Extracted records:
>> start

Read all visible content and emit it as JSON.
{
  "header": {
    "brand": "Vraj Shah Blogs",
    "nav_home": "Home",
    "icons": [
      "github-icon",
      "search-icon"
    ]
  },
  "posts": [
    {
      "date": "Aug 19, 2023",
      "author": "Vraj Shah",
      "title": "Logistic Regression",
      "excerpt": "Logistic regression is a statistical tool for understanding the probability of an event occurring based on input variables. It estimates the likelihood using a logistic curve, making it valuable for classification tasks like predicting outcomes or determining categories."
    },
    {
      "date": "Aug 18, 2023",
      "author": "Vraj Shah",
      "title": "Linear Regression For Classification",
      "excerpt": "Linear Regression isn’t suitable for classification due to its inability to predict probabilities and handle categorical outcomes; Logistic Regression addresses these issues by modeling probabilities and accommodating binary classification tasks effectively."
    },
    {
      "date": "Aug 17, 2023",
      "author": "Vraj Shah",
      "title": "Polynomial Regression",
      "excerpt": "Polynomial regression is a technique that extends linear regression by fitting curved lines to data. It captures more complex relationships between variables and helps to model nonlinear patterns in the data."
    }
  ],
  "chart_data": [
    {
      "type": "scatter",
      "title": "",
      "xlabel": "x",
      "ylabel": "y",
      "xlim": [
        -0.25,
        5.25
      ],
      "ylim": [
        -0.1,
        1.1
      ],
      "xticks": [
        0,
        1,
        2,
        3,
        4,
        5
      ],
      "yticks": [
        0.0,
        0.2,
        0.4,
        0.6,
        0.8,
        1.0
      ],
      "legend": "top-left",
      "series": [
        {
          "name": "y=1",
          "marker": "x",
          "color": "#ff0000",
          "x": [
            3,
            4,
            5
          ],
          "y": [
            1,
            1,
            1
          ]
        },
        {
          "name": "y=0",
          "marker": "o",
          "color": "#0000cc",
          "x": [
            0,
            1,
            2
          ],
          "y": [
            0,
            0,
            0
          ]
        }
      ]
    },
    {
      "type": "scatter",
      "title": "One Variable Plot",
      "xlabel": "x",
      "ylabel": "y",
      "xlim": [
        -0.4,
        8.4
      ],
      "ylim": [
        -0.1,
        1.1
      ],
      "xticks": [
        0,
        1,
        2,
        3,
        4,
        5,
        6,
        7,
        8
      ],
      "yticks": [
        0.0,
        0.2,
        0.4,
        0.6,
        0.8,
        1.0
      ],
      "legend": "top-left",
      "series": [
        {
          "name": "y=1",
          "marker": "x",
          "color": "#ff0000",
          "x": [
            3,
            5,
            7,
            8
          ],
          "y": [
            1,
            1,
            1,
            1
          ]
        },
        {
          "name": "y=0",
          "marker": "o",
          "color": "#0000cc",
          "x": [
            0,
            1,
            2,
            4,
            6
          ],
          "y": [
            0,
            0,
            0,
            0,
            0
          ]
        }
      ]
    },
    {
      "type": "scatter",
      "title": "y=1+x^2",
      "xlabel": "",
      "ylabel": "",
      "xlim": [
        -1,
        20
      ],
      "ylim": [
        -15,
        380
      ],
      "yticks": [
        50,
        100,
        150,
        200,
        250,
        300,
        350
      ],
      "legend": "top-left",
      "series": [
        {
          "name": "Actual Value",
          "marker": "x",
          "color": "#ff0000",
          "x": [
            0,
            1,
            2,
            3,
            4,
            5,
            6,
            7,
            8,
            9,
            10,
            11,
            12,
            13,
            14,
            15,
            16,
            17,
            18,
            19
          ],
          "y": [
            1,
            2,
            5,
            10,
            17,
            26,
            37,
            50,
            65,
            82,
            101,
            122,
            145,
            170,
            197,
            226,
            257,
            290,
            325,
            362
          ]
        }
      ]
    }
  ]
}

>> end

GOAL: Go through the records and print each one exactly.

TASK SOLUTION:
Read all visible content and emit it as JSON.
{
  "header": {
    "brand": "Vraj Shah Blogs",
    "nav_home": "Home",
    "icons": [
      "github-icon",
      "search-icon"
    ]
  },
  "posts": [
    {
      "date": "Aug 19, 2023",
      "author": "Vraj Shah",
      "title": "Logistic Regression",
      "excerpt": "Logistic regression is a statistical tool for understanding the probability of an event occurring based on input variables. It estimates the likelihood using a logistic curve, making it valuable for classification tasks like predicting outcomes or determining categories."
    },
    {
      "date": "Aug 18, 2023",
      "author": "Vraj Shah",
      "title": "Linear Regression For Classification",
      "excerpt": "Linear Regression isn’t suitable for classification due to its inability to predict probabilities and handle categorical outcomes; Logistic Regression addresses these issues by modeling probabilities and accommodating binary classification tasks effectively."
    },
    {
      "date": "Aug 17, 2023",
      "author": "Vraj Shah",
      "title": "Polynomial Regression",
      "excerpt": "Polynomial regression is a technique that extends linear regression by fitting curved lines to data. It captures more complex relationships between variables and helps to model nonlinear patterns in the data."
    }
  ],
  "chart_data": [
    {
      "type": "scatter",
      "title": "",
      "xlabel": "x",
      "ylabel": "y",
      "xlim": [
        -0.25,
        5.25
      ],
      "ylim": [
        -0.1,
        1.1
      ],
      "xticks": [
        0,
        1,
        2,
        3,
        4,
        5
      ],
      "yticks": [
        0.0,
        0.2,
        0.4,
        0.6,
        0.8,
        1.0
      ],
      "legend": "top-left",
      "series": [
        {
          "name": "y=1",
          "marker": "x",
          "color": "#ff0000",
          "x": [
            3,
            4,
            5
          ],
          "y": [
            1,
            1,
            1
          ]
        },
        {
          "name": "y=0",
          "marker": "o",
          "color": "#0000cc",
          "x": [
            0,
            1,
            2
          ],
          "y": [
            0,
            0,
            0
          ]
        }
      ]
    },
    {
      "type": "scatter",
      "title": "One Variable Plot",
      "xlabel": "x",
      "ylabel": "y",
      "xlim": [
        -0.4,
        8.4
      ],
      "ylim": [
        -0.1,
        1.1
      ],
      "xticks": [
        0,
        1,
        2,
        3,
        4,
        5,
        6,
        7,
        8
      ],
      "yticks": [
        0.0,
        0.2,
        0.4,
        0.6,
        0.8,
        1.0
      ],
      "legend": "top-left",
      "series": [
        {
          "name": "y=1",
          "marker": "x",
          "color": "#ff0000",
          "x": [
            3,
            5,
            7,
            8
          ],
          "y": [
            1,
            1,
            1,
            1
          ]
        },
        {
          "name": "y=0",
          "marker": "o",
          "color": "#0000cc",
          "x": [
            0,
            1,
            2,
            4,
            6
          ],
          "y": [
            0,
            0,
            0,
            0,
            0
          ]
        }
      ]
    },
    {
      "type": "scatter",
      "title": "y=1+x^2",
      "xlabel": "",
      "ylabel": "",
      "xlim": [
        -1,
        20
      ],
      "ylim": [
        -15,
        380
      ],
      "yticks": [
        50,
        100,
        150,
        200,
        250,
        300,
        350
      ],
      "legend": "top-left",
      "series": [
        {
          "name": "Actual Value",
          "marker": "x",
          "color": "#ff0000",
          "x": [
            0,
            1,
            2,
            3,
            4,
            5,
            6,
            7,
            8,
            9,
            10,
            11,
            12,
            13,
            14,
            15,
            16,
            17,
            18,
            19
          ],
          "y": [
            1,
            2,
            5,
            10,
            17,
            26,
            37,
            50,
            65,
            82,
            101,
            122,
            145,
            170,
            197,
            226,
            257,
            290,
            325,
            362
          ]
        }
      ]
    }
  ]
}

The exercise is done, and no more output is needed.